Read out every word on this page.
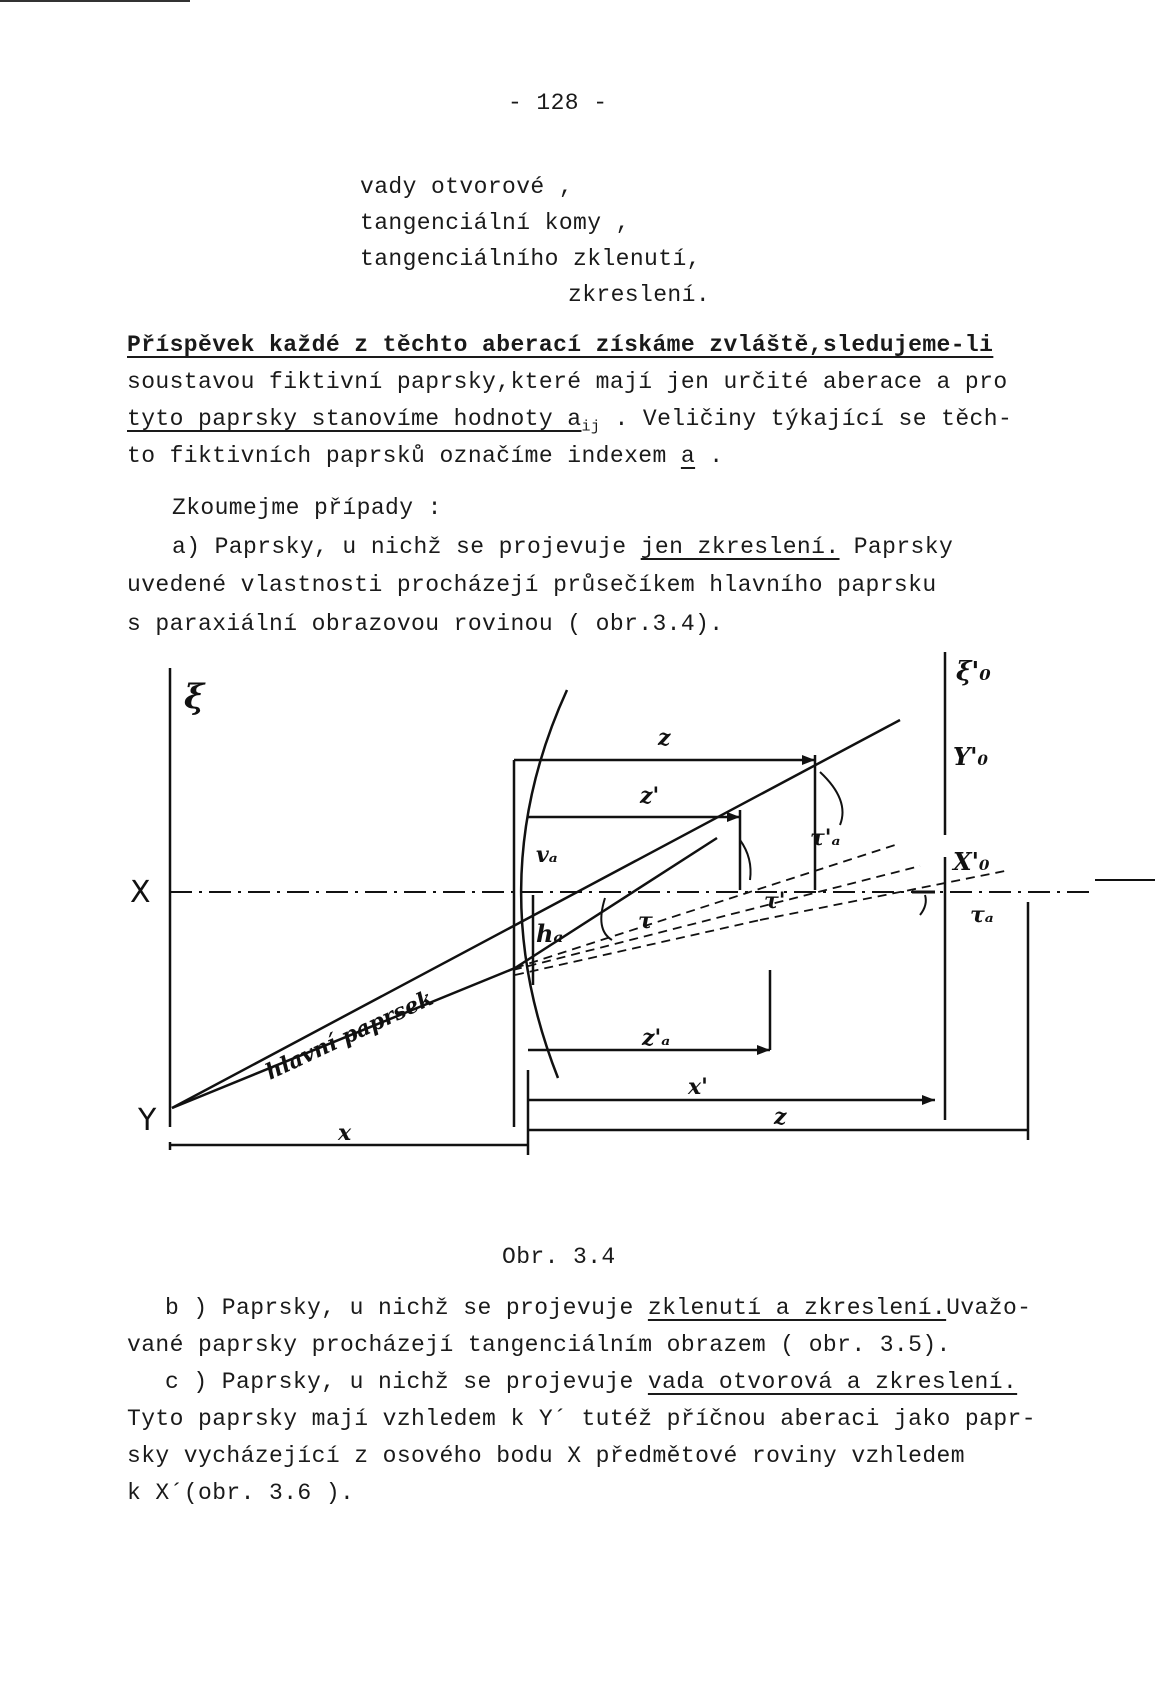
- 128 -
vady otvorové ,
tangenciální komy ,
tangenciálního zklenutí,
zkreslení.
Příspěvek každé z těchto aberací získáme zvláště,sledujeme-li
soustavou fiktivní paprsky,které mají jen určité aberace a pro
tyto paprsky stanovíme hodnoty $a_{ij}$ . Veličiny týkající se těch-
to fiktivních paprsků označíme indexem a .
Zkoumejme případy :
a) Paprsky, u nichž se projevuje jen zkreslení. Paprsky
uvedené vlastnosti procházejí průsečíkem hlavního paprsku
s paraxiální obrazovou rovinou ( obr.3.4).
ξ
ξ'₀
X
Y
Y'₀
X'₀
z
z'
vₐ
hₐ	τ
τ'
τ'ₐ
τₐ
hlavní paprsek	z'ₐ
x'
x
z
Obr. 3.4
b ) Paprsky, u nichž se projevuje zklenutí a zkreslení.Uvažo-
vané paprsky procházejí tangenciálním obrazem ( obr. 3.5).
c ) Paprsky, u nichž se projevuje vada otvorová a zkreslení.
Tyto paprsky mají vzhledem k Y´ tutéž příčnou aberaci jako papr-
sky vycházející z osového bodu X předmětové roviny vzhledem
k X´(obr. 3.6 ).
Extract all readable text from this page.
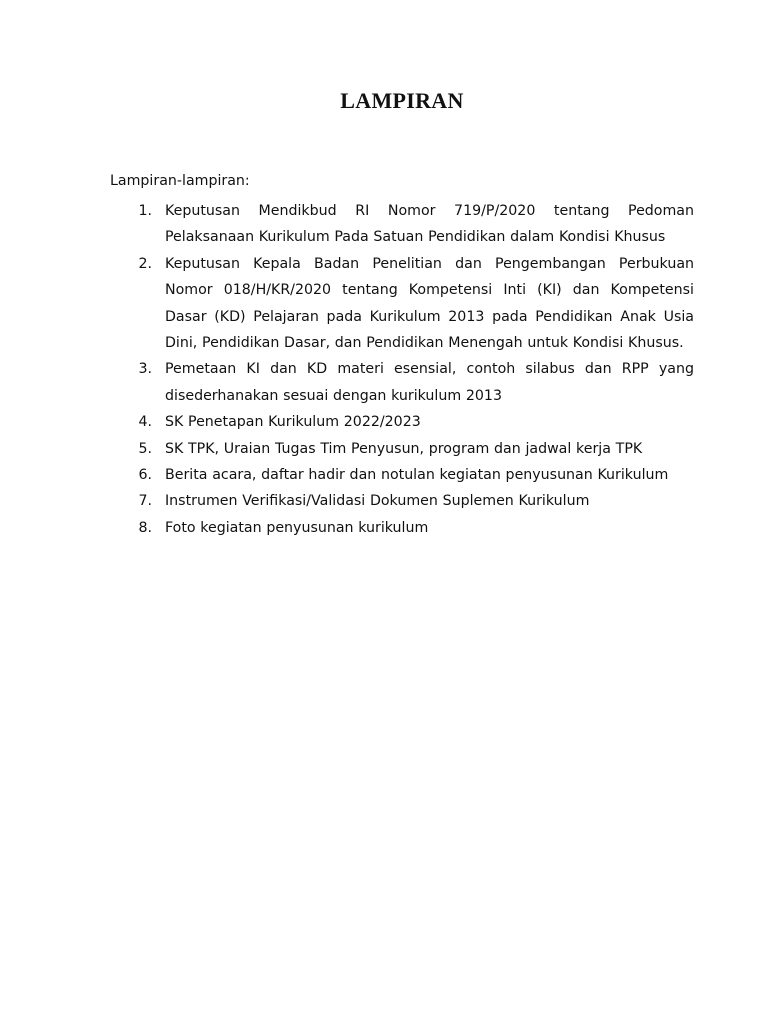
LAMPIRAN

Lampiran-lampiran:

1. Keputusan Mendikbud RI Nomor 719/P/2020 tentang Pedoman Pelaksanaan Kurikulum Pada Satuan Pendidikan dalam Kondisi Khusus
2. Keputusan Kepala Badan Penelitian dan Pengembangan Perbukuan Nomor 018/H/KR/2020 tentang Kompetensi Inti (KI) dan Kompetensi Dasar (KD) Pelajaran pada Kurikulum 2013 pada Pendidikan Anak Usia Dini, Pendidikan Dasar, dan Pendidikan Menengah untuk Kondisi Khusus.
3. Pemetaan KI dan KD materi esensial, contoh silabus dan RPP yang disederhanakan sesuai dengan kurikulum 2013
4. SK Penetapan Kurikulum 2022/2023
5. SK TPK, Uraian Tugas Tim Penyusun, program dan jadwal kerja TPK
6. Berita acara, daftar hadir dan notulan kegiatan penyusunan Kurikulum
7. Instrumen Verifikasi/Validasi Dokumen Suplemen Kurikulum
8. Foto kegiatan penyusunan kurikulum
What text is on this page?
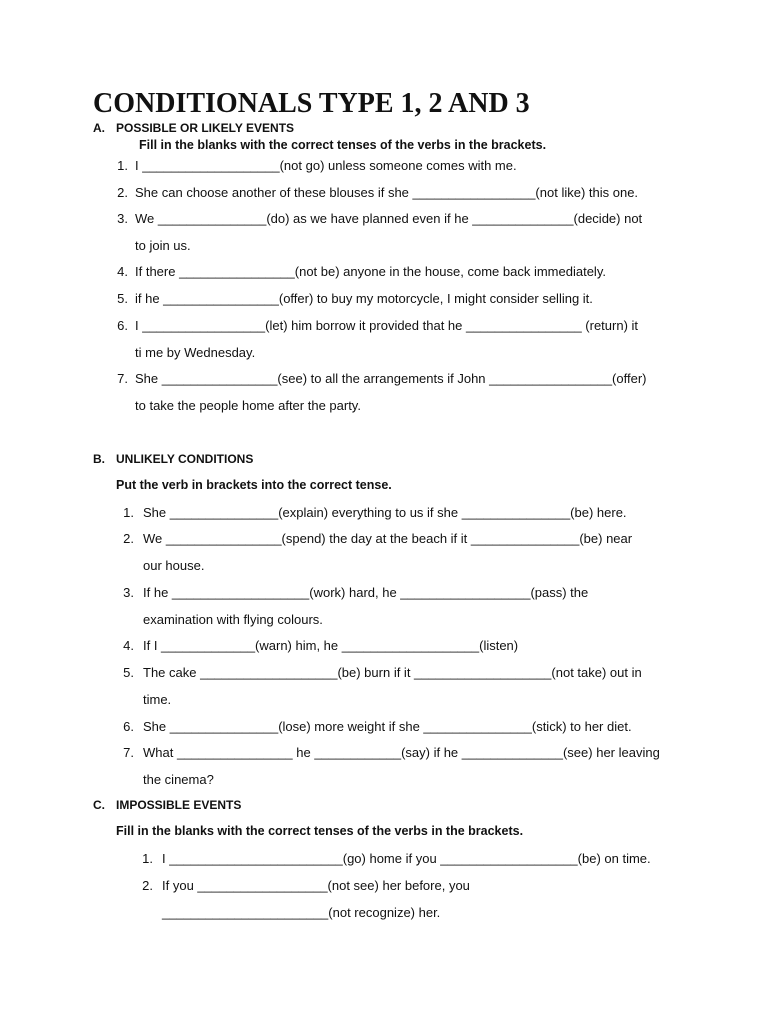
CONDITIONALS TYPE 1, 2 AND 3
A. POSSIBLE OR LIKELY EVENTS
Fill in the blanks with the correct tenses of the verbs in the brackets.
1. I ___________________(not go) unless someone comes with me.
2. She can choose another of these blouses if she _________________(not like) this one.
3. We _______________(do) as we have planned even if he ______________(decide) not
to join us.
4. If there ________________(not be) anyone in the house, come back immediately.
5. if he ________________(offer) to buy my motorcycle, I might consider selling it.
6. I _________________(let) him borrow it provided that he ________________ (return) it
ti me by Wednesday.
7. She ________________(see) to all the arrangements if John _________________(offer)
to take the people home after the party.
B. UNLIKELY CONDITIONS
Put the verb in brackets into the correct tense.
1. She _______________(explain) everything to us if she _______________(be) here.
2. We ________________(spend) the day at the beach if it _______________(be) near
our house.
3. If he ___________________(work) hard, he __________________(pass) the
examination with flying colours.
4. If I _____________(warn) him, he ___________________(listen)
5. The cake ___________________(be) burn if it ___________________(not take) out in
time.
6. She _______________(lose) more weight if she _______________(stick) to her diet.
7. What ________________ he ____________(say) if he ______________(see) her leaving
the cinema?
C. IMPOSSIBLE EVENTS
Fill in the blanks with the correct tenses of the verbs in the brackets.
1. I ________________________(go) home if you ___________________(be) on time.
2. If you __________________(not see) her before, you
_______________________(not recognize) her.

# EXERCISE DETAILS:
Lines of the listing that contain the word "offer" are to be counted; report only their number.

# ANSWER TO THIS EXERCISE:
2